▸ **TO DO**:
The records that follow are to be repeated exactly, with the pictures removed.

▸ **TASK DATA**:
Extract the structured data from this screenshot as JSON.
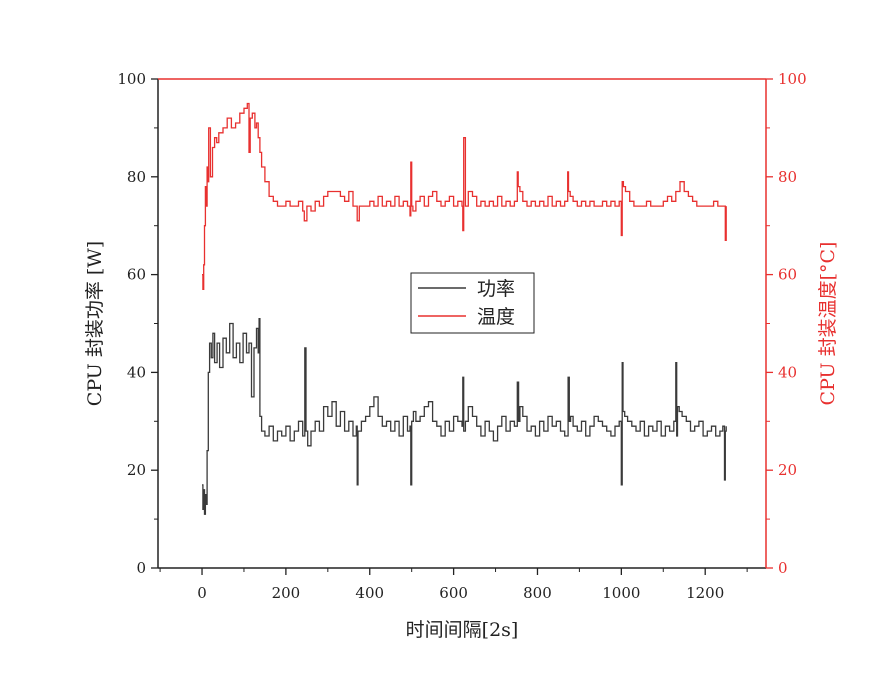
{
  "chart_data": {
    "type": "line",
    "xlabel": "时间间隔[2s]",
    "ylabel_left": "CPU 封装功率 [W]",
    "ylabel_right": "CPU 封装温度[°C]",
    "xlim": [
      -105,
      1345
    ],
    "ylim_left": [
      0,
      100
    ],
    "ylim_right": [
      0,
      100
    ],
    "x_ticks": [
      0,
      200,
      400,
      600,
      800,
      1000,
      1200
    ],
    "y_ticks_left": [
      0,
      20,
      40,
      60,
      80,
      100
    ],
    "y_ticks_right": [
      0,
      20,
      40,
      60,
      80,
      100
    ],
    "grid": false,
    "legend_position": "center",
    "colors": {
      "power": "#3a3a3a",
      "temperature": "#e8302f",
      "right_axis": "#e8302f"
    },
    "series": [
      {
        "name": "功率",
        "axis": "left",
        "x": [
          0,
          2,
          4,
          6,
          8,
          10,
          12,
          15,
          18,
          22,
          26,
          30,
          36,
          42,
          50,
          58,
          66,
          74,
          82,
          90,
          98,
          106,
          112,
          118,
          124,
          130,
          134,
          136,
          138,
          142,
          150,
          160,
          170,
          180,
          190,
          200,
          210,
          220,
          230,
          240,
          245,
          248,
          252,
          260,
          270,
          280,
          290,
          300,
          310,
          320,
          330,
          340,
          350,
          360,
          368,
          370,
          372,
          380,
          390,
          400,
          410,
          420,
          430,
          440,
          450,
          460,
          470,
          480,
          490,
          496,
          498,
          500,
          504,
          510,
          520,
          530,
          540,
          550,
          560,
          570,
          580,
          590,
          600,
          610,
          620,
          622,
          624,
          628,
          635,
          645,
          655,
          665,
          675,
          685,
          695,
          705,
          715,
          725,
          735,
          745,
          752,
          755,
          758,
          765,
          775,
          785,
          795,
          805,
          815,
          825,
          835,
          845,
          855,
          865,
          873,
          876,
          879,
          885,
          895,
          905,
          915,
          925,
          935,
          945,
          955,
          965,
          975,
          985,
          995,
          1000,
          1002,
          1004,
          1008,
          1015,
          1025,
          1035,
          1045,
          1055,
          1065,
          1075,
          1085,
          1095,
          1105,
          1115,
          1125,
          1130,
          1132,
          1134,
          1138,
          1145,
          1155,
          1165,
          1175,
          1185,
          1195,
          1205,
          1215,
          1225,
          1235,
          1242,
          1246,
          1248,
          1250
        ],
        "y": [
          17,
          12,
          16,
          11,
          15,
          13,
          24,
          40,
          46,
          43,
          48,
          42,
          46,
          41,
          47,
          44,
          50,
          43,
          46,
          42,
          48,
          44,
          46,
          35,
          45,
          49,
          44,
          51,
          31,
          28,
          27,
          29,
          26,
          28,
          27,
          29,
          26,
          28,
          30,
          27,
          45,
          28,
          25,
          28,
          30,
          28,
          33,
          31,
          34,
          29,
          32,
          28,
          30,
          27,
          29,
          17,
          28,
          30,
          31,
          33,
          35,
          31,
          29,
          30,
          28,
          30,
          27,
          31,
          28,
          29,
          17,
          30,
          32,
          30,
          31,
          33,
          34,
          30,
          29,
          27,
          30,
          28,
          31,
          30,
          29,
          39,
          28,
          30,
          33,
          31,
          29,
          27,
          30,
          28,
          26,
          29,
          31,
          28,
          30,
          29,
          38,
          30,
          33,
          31,
          28,
          29,
          27,
          30,
          28,
          31,
          29,
          30,
          28,
          27,
          39,
          30,
          31,
          29,
          28,
          30,
          27,
          29,
          31,
          30,
          29,
          28,
          27,
          29,
          30,
          17,
          42,
          32,
          31,
          30,
          29,
          28,
          30,
          27,
          29,
          28,
          30,
          27,
          29,
          28,
          30,
          42,
          27,
          33,
          32,
          31,
          30,
          28,
          29,
          30,
          27,
          28,
          29,
          27,
          28,
          29,
          18,
          28,
          29
        ]
      },
      {
        "name": "温度",
        "axis": "right",
        "x": [
          0,
          2,
          4,
          6,
          8,
          10,
          12,
          14,
          16,
          20,
          25,
          30,
          35,
          40,
          50,
          60,
          70,
          80,
          90,
          100,
          108,
          112,
          115,
          120,
          126,
          130,
          134,
          138,
          142,
          150,
          160,
          170,
          180,
          190,
          200,
          210,
          220,
          230,
          240,
          244,
          250,
          260,
          270,
          280,
          290,
          300,
          310,
          320,
          330,
          340,
          350,
          360,
          368,
          370,
          375,
          380,
          390,
          400,
          410,
          420,
          430,
          440,
          450,
          460,
          470,
          480,
          490,
          496,
          498,
          500,
          503,
          510,
          520,
          530,
          540,
          550,
          560,
          570,
          580,
          590,
          600,
          610,
          620,
          622,
          624,
          628,
          635,
          645,
          655,
          665,
          675,
          685,
          695,
          705,
          715,
          725,
          735,
          745,
          752,
          754,
          758,
          765,
          775,
          785,
          795,
          805,
          815,
          825,
          835,
          845,
          855,
          865,
          872,
          874,
          878,
          885,
          895,
          905,
          915,
          925,
          935,
          945,
          955,
          965,
          975,
          985,
          995,
          1000,
          1002,
          1005,
          1010,
          1020,
          1030,
          1040,
          1050,
          1060,
          1070,
          1080,
          1090,
          1100,
          1110,
          1120,
          1130,
          1140,
          1150,
          1160,
          1170,
          1180,
          1190,
          1200,
          1210,
          1220,
          1230,
          1240,
          1248,
          1250
        ],
        "y": [
          60,
          57,
          62,
          70,
          78,
          74,
          82,
          79,
          90,
          80,
          86,
          88,
          87,
          89,
          90,
          92,
          90,
          91,
          93,
          94,
          95,
          85,
          92,
          93,
          90,
          91,
          88,
          85,
          82,
          79,
          76,
          75,
          74,
          74,
          75,
          74,
          74,
          75,
          73,
          71,
          74,
          73,
          75,
          74,
          76,
          77,
          77,
          77,
          76,
          75,
          77,
          74,
          74,
          71,
          74,
          74,
          74,
          75,
          74,
          76,
          74,
          75,
          74,
          76,
          74,
          75,
          74,
          72,
          83,
          74,
          73,
          75,
          76,
          74,
          76,
          77,
          75,
          74,
          75,
          76,
          74,
          75,
          74,
          69,
          88,
          74,
          77,
          76,
          74,
          75,
          74,
          75,
          74,
          76,
          74,
          75,
          74,
          75,
          81,
          78,
          77,
          75,
          74,
          75,
          74,
          75,
          74,
          76,
          74,
          75,
          74,
          75,
          81,
          77,
          76,
          75,
          74,
          75,
          74,
          75,
          74,
          74,
          75,
          74,
          75,
          74,
          75,
          68,
          79,
          78,
          77,
          75,
          74,
          74,
          74,
          75,
          74,
          74,
          74,
          75,
          76,
          75,
          77,
          79,
          77,
          76,
          75,
          74,
          74,
          74,
          74,
          75,
          74,
          74,
          67,
          74
        ]
      }
    ]
  }
}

▸ **COMPLETE ANSWER**:
Extract the structured data from this screenshot as JSON.
{
  "chart_data": {
    "type": "line",
    "xlabel": "时间间隔[2s]",
    "ylabel_left": "CPU 封装功率 [W]",
    "ylabel_right": "CPU 封装温度[°C]",
    "xlim": [
      -105,
      1345
    ],
    "ylim_left": [
      0,
      100
    ],
    "ylim_right": [
      0,
      100
    ],
    "x_ticks": [
      0,
      200,
      400,
      600,
      800,
      1000,
      1200
    ],
    "y_ticks_left": [
      0,
      20,
      40,
      60,
      80,
      100
    ],
    "y_ticks_right": [
      0,
      20,
      40,
      60,
      80,
      100
    ],
    "grid": false,
    "legend_position": "center",
    "colors": {
      "power": "#3a3a3a",
      "temperature": "#e8302f",
      "right_axis": "#e8302f"
    },
    "series": [
      {
        "name": "功率",
        "axis": "left",
        "x": [
          0,
          2,
          4,
          6,
          8,
          10,
          12,
          15,
          18,
          22,
          26,
          30,
          36,
          42,
          50,
          58,
          66,
          74,
          82,
          90,
          98,
          106,
          112,
          118,
          124,
          130,
          134,
          136,
          138,
          142,
          150,
          160,
          170,
          180,
          190,
          200,
          210,
          220,
          230,
          240,
          245,
          248,
          252,
          260,
          270,
          280,
          290,
          300,
          310,
          320,
          330,
          340,
          350,
          360,
          368,
          370,
          372,
          380,
          390,
          400,
          410,
          420,
          430,
          440,
          450,
          460,
          470,
          480,
          490,
          496,
          498,
          500,
          504,
          510,
          520,
          530,
          540,
          550,
          560,
          570,
          580,
          590,
          600,
          610,
          620,
          622,
          624,
          628,
          635,
          645,
          655,
          665,
          675,
          685,
          695,
          705,
          715,
          725,
          735,
          745,
          752,
          755,
          758,
          765,
          775,
          785,
          795,
          805,
          815,
          825,
          835,
          845,
          855,
          865,
          873,
          876,
          879,
          885,
          895,
          905,
          915,
          925,
          935,
          945,
          955,
          965,
          975,
          985,
          995,
          1000,
          1002,
          1004,
          1008,
          1015,
          1025,
          1035,
          1045,
          1055,
          1065,
          1075,
          1085,
          1095,
          1105,
          1115,
          1125,
          1130,
          1132,
          1134,
          1138,
          1145,
          1155,
          1165,
          1175,
          1185,
          1195,
          1205,
          1215,
          1225,
          1235,
          1242,
          1246,
          1248,
          1250
        ],
        "y": [
          17,
          12,
          16,
          11,
          15,
          13,
          24,
          40,
          46,
          43,
          48,
          42,
          46,
          41,
          47,
          44,
          50,
          43,
          46,
          42,
          48,
          44,
          46,
          35,
          45,
          49,
          44,
          51,
          31,
          28,
          27,
          29,
          26,
          28,
          27,
          29,
          26,
          28,
          30,
          27,
          45,
          28,
          25,
          28,
          30,
          28,
          33,
          31,
          34,
          29,
          32,
          28,
          30,
          27,
          29,
          17,
          28,
          30,
          31,
          33,
          35,
          31,
          29,
          30,
          28,
          30,
          27,
          31,
          28,
          29,
          17,
          30,
          32,
          30,
          31,
          33,
          34,
          30,
          29,
          27,
          30,
          28,
          31,
          30,
          29,
          39,
          28,
          30,
          33,
          31,
          29,
          27,
          30,
          28,
          26,
          29,
          31,
          28,
          30,
          29,
          38,
          30,
          33,
          31,
          28,
          29,
          27,
          30,
          28,
          31,
          29,
          30,
          28,
          27,
          39,
          30,
          31,
          29,
          28,
          30,
          27,
          29,
          31,
          30,
          29,
          28,
          27,
          29,
          30,
          17,
          42,
          32,
          31,
          30,
          29,
          28,
          30,
          27,
          29,
          28,
          30,
          27,
          29,
          28,
          30,
          42,
          27,
          33,
          32,
          31,
          30,
          28,
          29,
          30,
          27,
          28,
          29,
          27,
          28,
          29,
          18,
          28,
          29
        ]
      },
      {
        "name": "温度",
        "axis": "right",
        "x": [
          0,
          2,
          4,
          6,
          8,
          10,
          12,
          14,
          16,
          20,
          25,
          30,
          35,
          40,
          50,
          60,
          70,
          80,
          90,
          100,
          108,
          112,
          115,
          120,
          126,
          130,
          134,
          138,
          142,
          150,
          160,
          170,
          180,
          190,
          200,
          210,
          220,
          230,
          240,
          244,
          250,
          260,
          270,
          280,
          290,
          300,
          310,
          320,
          330,
          340,
          350,
          360,
          368,
          370,
          375,
          380,
          390,
          400,
          410,
          420,
          430,
          440,
          450,
          460,
          470,
          480,
          490,
          496,
          498,
          500,
          503,
          510,
          520,
          530,
          540,
          550,
          560,
          570,
          580,
          590,
          600,
          610,
          620,
          622,
          624,
          628,
          635,
          645,
          655,
          665,
          675,
          685,
          695,
          705,
          715,
          725,
          735,
          745,
          752,
          754,
          758,
          765,
          775,
          785,
          795,
          805,
          815,
          825,
          835,
          845,
          855,
          865,
          872,
          874,
          878,
          885,
          895,
          905,
          915,
          925,
          935,
          945,
          955,
          965,
          975,
          985,
          995,
          1000,
          1002,
          1005,
          1010,
          1020,
          1030,
          1040,
          1050,
          1060,
          1070,
          1080,
          1090,
          1100,
          1110,
          1120,
          1130,
          1140,
          1150,
          1160,
          1170,
          1180,
          1190,
          1200,
          1210,
          1220,
          1230,
          1240,
          1248,
          1250
        ],
        "y": [
          60,
          57,
          62,
          70,
          78,
          74,
          82,
          79,
          90,
          80,
          86,
          88,
          87,
          89,
          90,
          92,
          90,
          91,
          93,
          94,
          95,
          85,
          92,
          93,
          90,
          91,
          88,
          85,
          82,
          79,
          76,
          75,
          74,
          74,
          75,
          74,
          74,
          75,
          73,
          71,
          74,
          73,
          75,
          74,
          76,
          77,
          77,
          77,
          76,
          75,
          77,
          74,
          74,
          71,
          74,
          74,
          74,
          75,
          74,
          76,
          74,
          75,
          74,
          76,
          74,
          75,
          74,
          72,
          83,
          74,
          73,
          75,
          76,
          74,
          76,
          77,
          75,
          74,
          75,
          76,
          74,
          75,
          74,
          69,
          88,
          74,
          77,
          76,
          74,
          75,
          74,
          75,
          74,
          76,
          74,
          75,
          74,
          75,
          81,
          78,
          77,
          75,
          74,
          75,
          74,
          75,
          74,
          76,
          74,
          75,
          74,
          75,
          81,
          77,
          76,
          75,
          74,
          75,
          74,
          75,
          74,
          74,
          75,
          74,
          75,
          74,
          75,
          68,
          79,
          78,
          77,
          75,
          74,
          74,
          74,
          75,
          74,
          74,
          74,
          75,
          76,
          75,
          77,
          79,
          77,
          76,
          75,
          74,
          74,
          74,
          74,
          75,
          74,
          74,
          67,
          74
        ]
      }
    ]
  }
}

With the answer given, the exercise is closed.